■ **Stated task**
Omit the pictures and return every entry exactly as written.

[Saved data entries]
* begin *

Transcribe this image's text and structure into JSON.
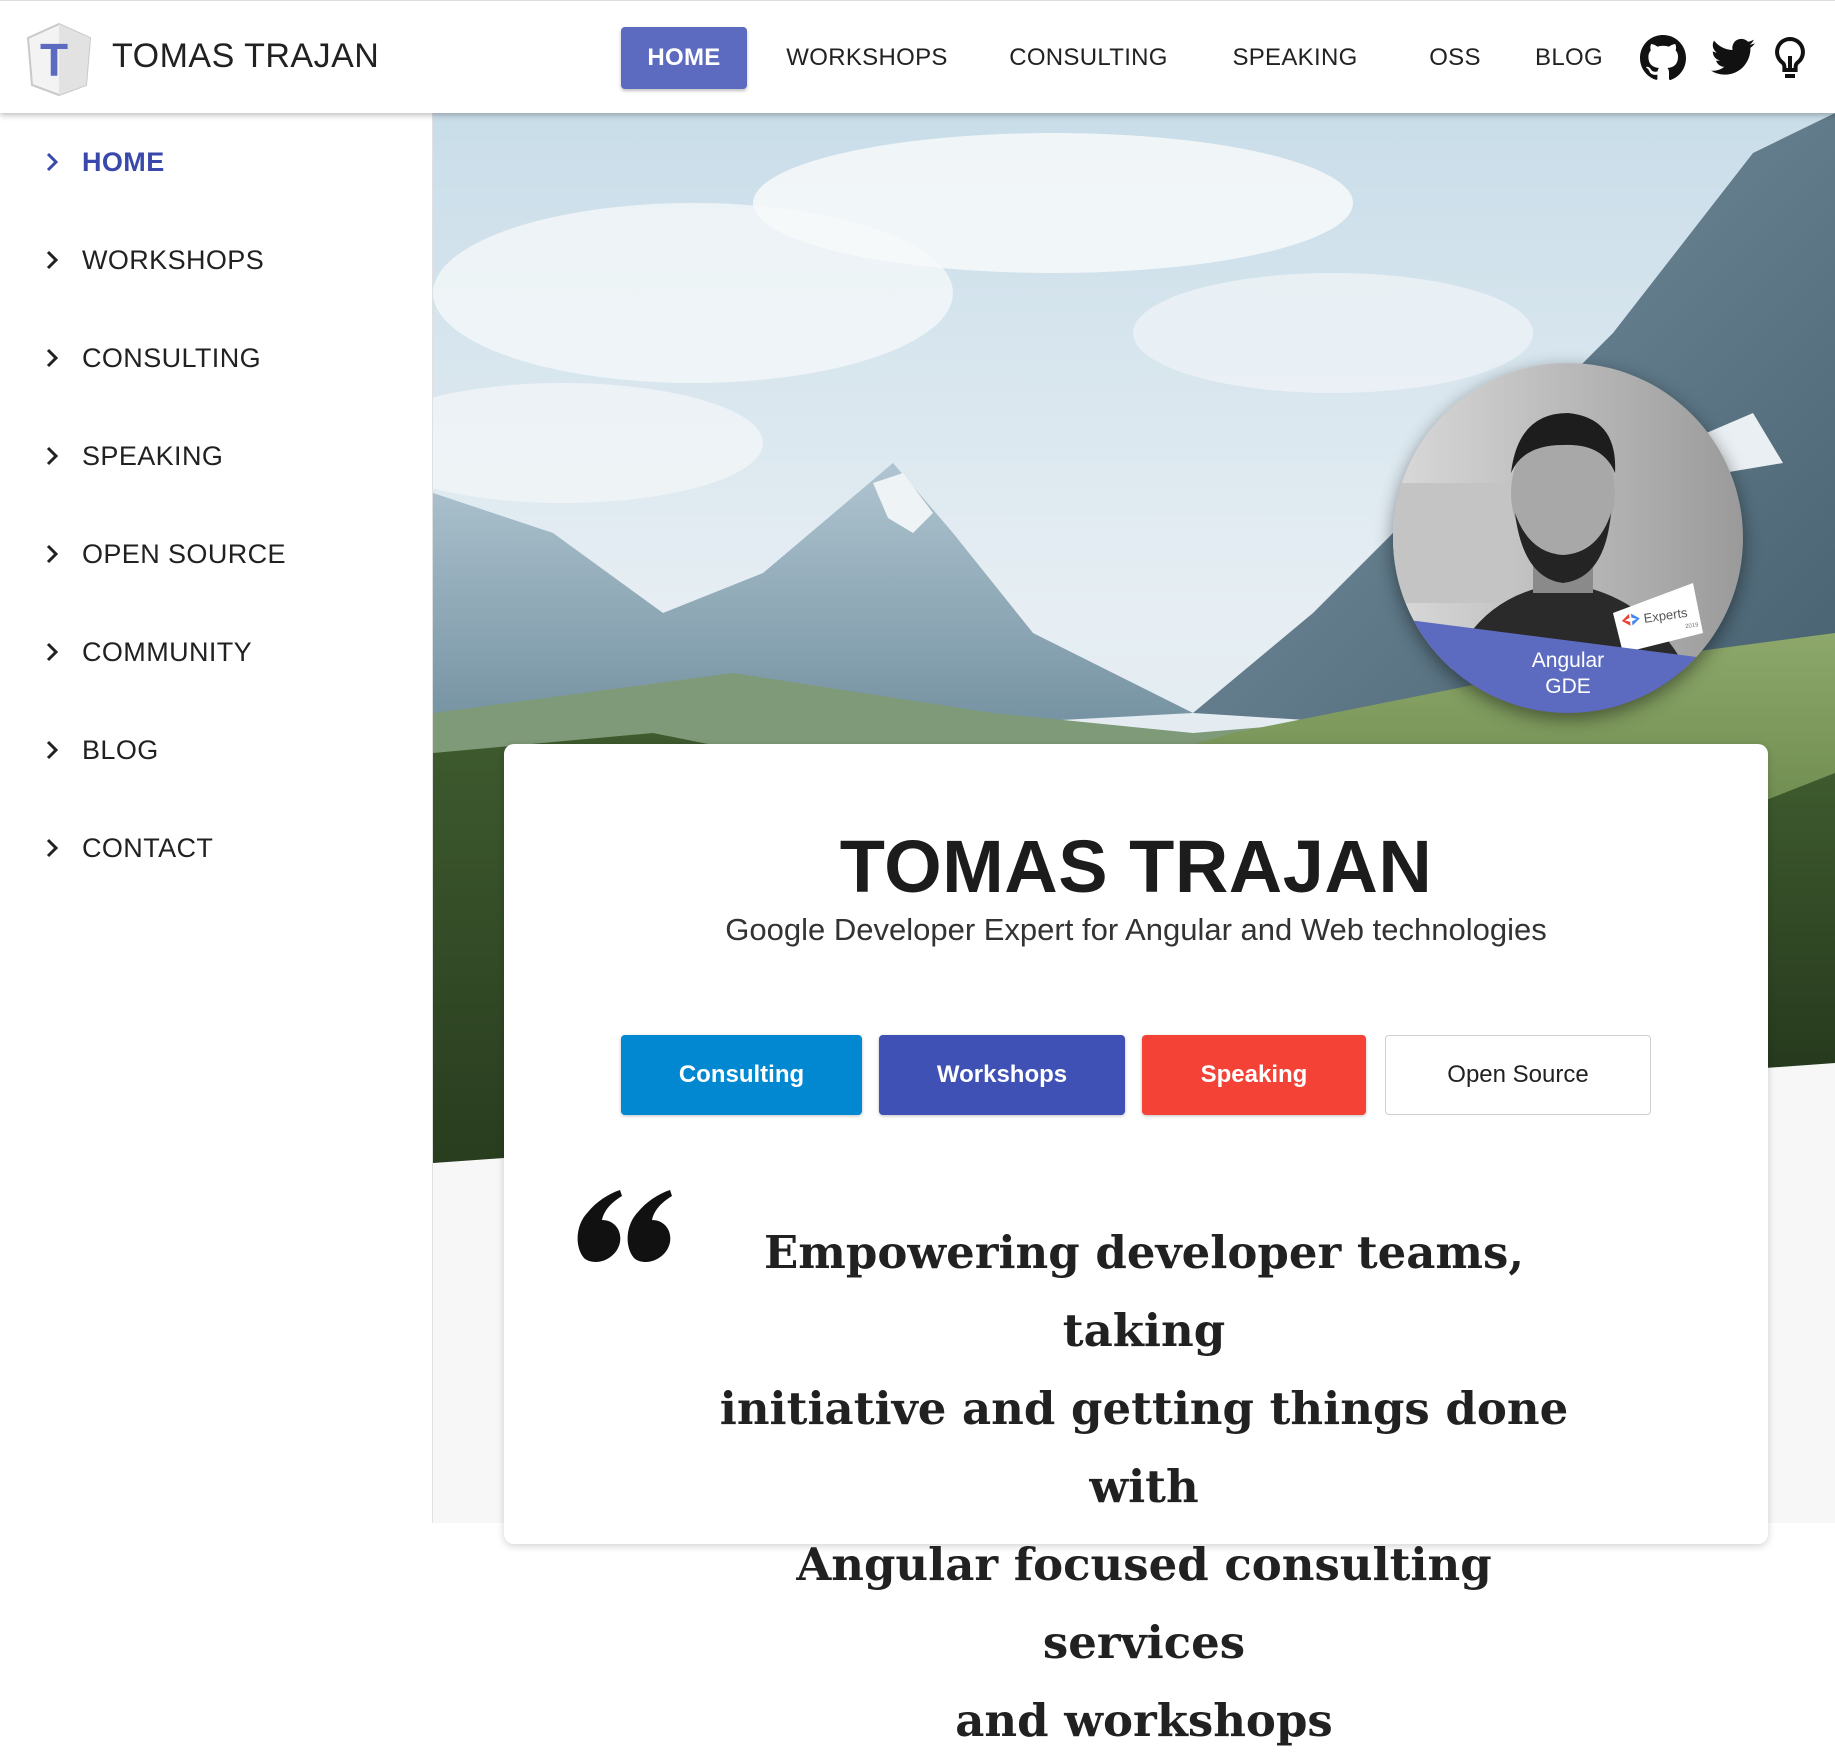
{
  "header": {
    "brand": "TOMAS TRAJAN",
    "logo_letter": "T",
    "nav": [
      {
        "label": "HOME",
        "active": true
      },
      {
        "label": "WORKSHOPS"
      },
      {
        "label": "CONSULTING"
      },
      {
        "label": "SPEAKING"
      },
      {
        "label": "OSS"
      },
      {
        "label": "BLOG"
      }
    ],
    "icons": [
      "github-icon",
      "twitter-icon",
      "lightbulb-icon"
    ]
  },
  "sidebar": {
    "items": [
      {
        "label": "HOME",
        "active": true
      },
      {
        "label": "WORKSHOPS"
      },
      {
        "label": "CONSULTING"
      },
      {
        "label": "SPEAKING"
      },
      {
        "label": "OPEN SOURCE"
      },
      {
        "label": "COMMUNITY"
      },
      {
        "label": "BLOG"
      },
      {
        "label": "CONTACT"
      }
    ]
  },
  "hero": {
    "avatar": {
      "badge_text": "Experts",
      "badge_year": "2019",
      "caption_line1": "Angular",
      "caption_line2": "GDE"
    },
    "title": "TOMAS TRAJAN",
    "subtitle": "Google Developer Expert for Angular and Web technologies",
    "buttons": [
      {
        "label": "Consulting",
        "color": "#0288d1"
      },
      {
        "label": "Workshops",
        "color": "#3f51b5"
      },
      {
        "label": "Speaking",
        "color": "#f44336"
      },
      {
        "label": "Open Source",
        "color": "#ffffff"
      }
    ],
    "quote_lines": [
      "Empowering developer teams, taking",
      "initiative and getting things done with",
      "Angular focused consulting services",
      "and workshops"
    ]
  },
  "colors": {
    "primary": "#5c6bc0",
    "sidebar_active": "#3949ab"
  }
}
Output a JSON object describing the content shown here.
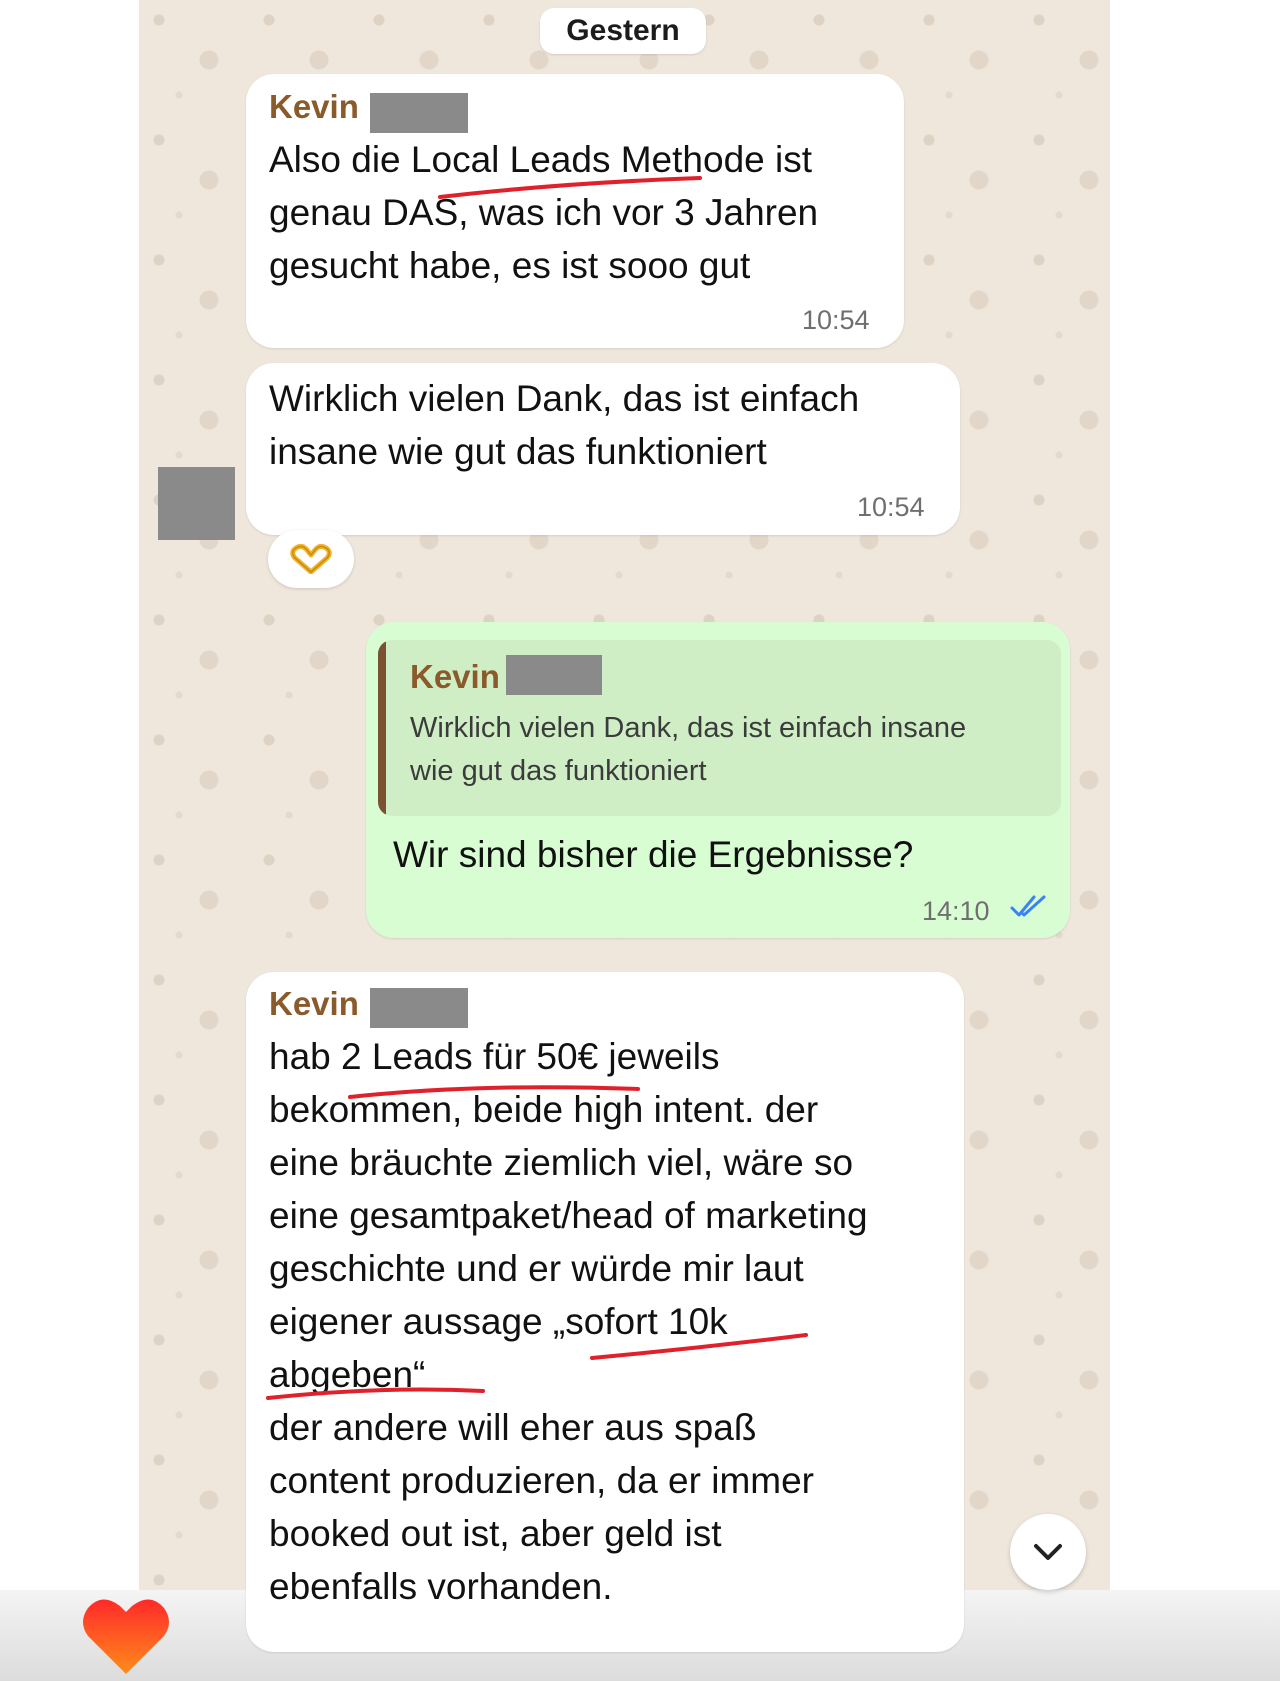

* end *

■ **Written response**
Transcribe this image's text and structure into JSON.
{
  "header": {
    "brand": "TOMAS TRAJAN",
    "logo_letter": "T",
    "nav": [
      {
        "label": "HOME",
        "active": true
      },
      {
        "label": "WORKSHOPS"
      },
      {
        "label": "CONSULTING"
      },
      {
        "label": "SPEAKING"
      },
      {
        "label": "OSS"
      },
      {
        "label": "BLOG"
      }
    ],
    "icons": [
      "github-icon",
      "twitter-icon",
      "lightbulb-icon"
    ]
  },
  "sidebar": {
    "items": [
      {
        "label": "HOME",
        "active": true
      },
      {
        "label": "WORKSHOPS"
      },
      {
        "label": "CONSULTING"
      },
      {
        "label": "SPEAKING"
      },
      {
        "label": "OPEN SOURCE"
      },
      {
        "label": "COMMUNITY"
      },
      {
        "label": "BLOG"
      },
      {
        "label": "CONTACT"
      }
    ]
  },
  "hero": {
    "avatar": {
      "badge_text": "Experts",
      "badge_year": "2019",
      "caption_line1": "Angular",
      "caption_line2": "GDE"
    },
    "title": "TOMAS TRAJAN",
    "subtitle": "Google Developer Expert for Angular and Web technologies",
    "buttons": [
      {
        "label": "Consulting",
        "color": "#0288d1"
      },
      {
        "label": "Workshops",
        "color": "#3f51b5"
      },
      {
        "label": "Speaking",
        "color": "#f44336"
      },
      {
        "label": "Open Source",
        "color": "#ffffff"
      }
    ],
    "quote_lines": [
      "Empowering developer teams, taking",
      "initiative and getting things done with",
      "Angular focused consulting services",
      "and workshops"
    ]
  },
  "colors": {
    "primary": "#5c6bc0",
    "sidebar_active": "#3949ab"
  }
}
Output a JSON object describing the content shown here.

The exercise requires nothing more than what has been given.